▶ Fragmento:
──────

Cantantes contra la discriminación

Slimane, el ganador de The Voice, regresaba de Bruselas hacia su casa en Francia en un tren Thalys cuando dos agentes, que circulaban por el vagón en el que el artista estaba sentado, pidieron la documentación de todos los viajeros, la chequearon y se la devolvieron de inmediato, excepto el DNI del cantante francófono. “Nunca hago eso, pero lo haré porque estoy un poco molesto y mayormente triste… Le pregunté por qué mantenía el mío y él me responde que es para una comprobación. Yo era la única persona de todo el vagón a la que le habían quitado el documento de identidad”. En un video publicado en su página de Facebook explicó que estaba rodeado de “chicos de unos treinta años” pero que él era el único con “una cara y un nombre con una connotación musulmana”.

Slimane durante un concierto en París, en febrero de 2018. (Reuters)

──────

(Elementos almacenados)
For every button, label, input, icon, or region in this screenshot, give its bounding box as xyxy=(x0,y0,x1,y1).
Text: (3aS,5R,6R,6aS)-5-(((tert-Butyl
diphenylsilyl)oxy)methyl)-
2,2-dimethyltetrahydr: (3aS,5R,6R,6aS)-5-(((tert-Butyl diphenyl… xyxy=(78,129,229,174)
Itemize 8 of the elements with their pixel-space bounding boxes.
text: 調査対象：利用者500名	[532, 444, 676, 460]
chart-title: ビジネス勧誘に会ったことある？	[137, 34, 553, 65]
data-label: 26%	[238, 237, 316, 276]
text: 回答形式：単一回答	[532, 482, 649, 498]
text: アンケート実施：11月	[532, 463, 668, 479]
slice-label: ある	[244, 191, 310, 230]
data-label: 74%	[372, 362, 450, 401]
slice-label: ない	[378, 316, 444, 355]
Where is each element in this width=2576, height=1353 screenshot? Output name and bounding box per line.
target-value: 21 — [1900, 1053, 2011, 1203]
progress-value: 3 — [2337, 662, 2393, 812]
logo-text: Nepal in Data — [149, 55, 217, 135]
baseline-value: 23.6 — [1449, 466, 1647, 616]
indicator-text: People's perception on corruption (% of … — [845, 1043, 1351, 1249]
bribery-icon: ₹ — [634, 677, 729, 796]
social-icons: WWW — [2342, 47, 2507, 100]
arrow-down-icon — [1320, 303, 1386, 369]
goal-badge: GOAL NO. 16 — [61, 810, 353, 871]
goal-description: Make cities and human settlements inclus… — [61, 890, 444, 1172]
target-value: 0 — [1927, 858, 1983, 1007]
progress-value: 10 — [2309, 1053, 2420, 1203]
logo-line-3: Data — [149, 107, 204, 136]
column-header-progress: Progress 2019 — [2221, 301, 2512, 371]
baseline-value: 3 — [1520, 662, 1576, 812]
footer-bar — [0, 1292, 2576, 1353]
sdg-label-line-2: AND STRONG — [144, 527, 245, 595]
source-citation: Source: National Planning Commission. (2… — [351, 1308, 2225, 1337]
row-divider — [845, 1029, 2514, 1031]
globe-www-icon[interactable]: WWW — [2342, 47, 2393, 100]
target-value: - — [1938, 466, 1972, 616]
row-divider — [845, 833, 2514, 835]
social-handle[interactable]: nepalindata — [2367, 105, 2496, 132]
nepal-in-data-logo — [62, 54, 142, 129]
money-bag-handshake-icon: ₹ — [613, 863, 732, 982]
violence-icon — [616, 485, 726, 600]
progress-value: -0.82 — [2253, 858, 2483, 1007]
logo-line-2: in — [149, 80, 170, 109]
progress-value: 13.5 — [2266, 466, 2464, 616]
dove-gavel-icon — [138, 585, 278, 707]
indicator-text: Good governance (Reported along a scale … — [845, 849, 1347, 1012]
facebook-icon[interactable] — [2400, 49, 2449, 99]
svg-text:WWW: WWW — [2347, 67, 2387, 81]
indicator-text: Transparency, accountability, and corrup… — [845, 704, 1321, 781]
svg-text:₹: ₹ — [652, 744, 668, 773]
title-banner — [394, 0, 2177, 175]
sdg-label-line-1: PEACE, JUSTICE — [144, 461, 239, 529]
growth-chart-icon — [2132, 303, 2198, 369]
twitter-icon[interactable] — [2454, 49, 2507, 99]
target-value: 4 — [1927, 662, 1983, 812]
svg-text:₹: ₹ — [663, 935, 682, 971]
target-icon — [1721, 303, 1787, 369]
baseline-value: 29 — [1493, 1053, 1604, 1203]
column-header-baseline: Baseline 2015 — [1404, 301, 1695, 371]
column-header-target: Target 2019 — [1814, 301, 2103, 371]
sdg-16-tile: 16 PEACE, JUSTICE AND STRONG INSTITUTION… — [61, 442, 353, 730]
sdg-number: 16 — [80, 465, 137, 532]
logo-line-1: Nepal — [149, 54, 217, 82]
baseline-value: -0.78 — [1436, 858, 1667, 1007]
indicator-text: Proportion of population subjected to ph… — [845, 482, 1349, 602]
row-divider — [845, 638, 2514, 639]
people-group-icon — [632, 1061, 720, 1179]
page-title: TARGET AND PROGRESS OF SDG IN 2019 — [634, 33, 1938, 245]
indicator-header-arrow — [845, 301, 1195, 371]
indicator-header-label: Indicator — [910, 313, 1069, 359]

──────

▶ Completa lo siguiente:
**A)** Transcribe del texto sobre Slimane todo lo que va desde "Slimane, el ganador" hasta "de 2018. (Reuters)", sin cambiar nada.
**B)** En el texto sobre Slimane, ¿de qué ciudad regresaba el cantante cuando los agentes revisaron la documentación?
**C)** Escribe cómo sigue el texto sobre Slimane a partir de su última línea.
El material no hace falta para nada de lo que se pide.

▶ Respuestas escritas:
**A)**
Slimane, el ganador de The Voice, regresaba de Bruselas hacia su casa en Francia en un tren Thalys cuando dos agentes, que circulaban por el vagón en el que el artista estaba sentado, pidieron la documentación de todos los viajeros, la chequearon y se la devolvieron de inmediato, excepto el DNI del cantante francófono. “Nunca hago eso, pero lo haré porque estoy un poco molesto y mayormente triste… Le pregunté por qué mantenía el mío y él me responde que es para una comprobación. Yo era la única persona de todo el vagón a la que le habían quitado el documento de identidad”. En un video publicado en su página de Facebook explicó que estaba rodeado de “chicos de unos treinta años” pero que él era el único con “una cara y un nombre con una connotación musulmana”.

Slimane durante un concierto en París, en febrero de 2018. (Reuters)

**B)** De Bruselas.

**C)**
Slimane durante un concierto en París, en febrero de 2018. (Reuters)

El joven, en un cabreo aparente, relata cómo le preguntó al agente que por qué era el único investigado, insinuando una actuación xenófoba. “No tienes derecho a llamarme racista. Deberías callarte”, le contestó el agente, antes de devolverle su tarjeta. Su video se hizo viral y provocó una reacción de #metoo en la que varios famosos reconocieron que pasaron por lo mismo. “Entiendo la necesidad de orden, pero también creo en la Justicia. Las detenciones arbitrarias e irrazonables, los arrestos y la intimidación física por parte de la policía no tienen cabida en la democracia", dijo el cantante Keziah Jones en un comunicado el pasado octubre, para relatar que igual que Slimane, él también había sido objeto de identificación policial por perfil étnico en la Gare du Nord de Paris, cuando regresaba de un concierto.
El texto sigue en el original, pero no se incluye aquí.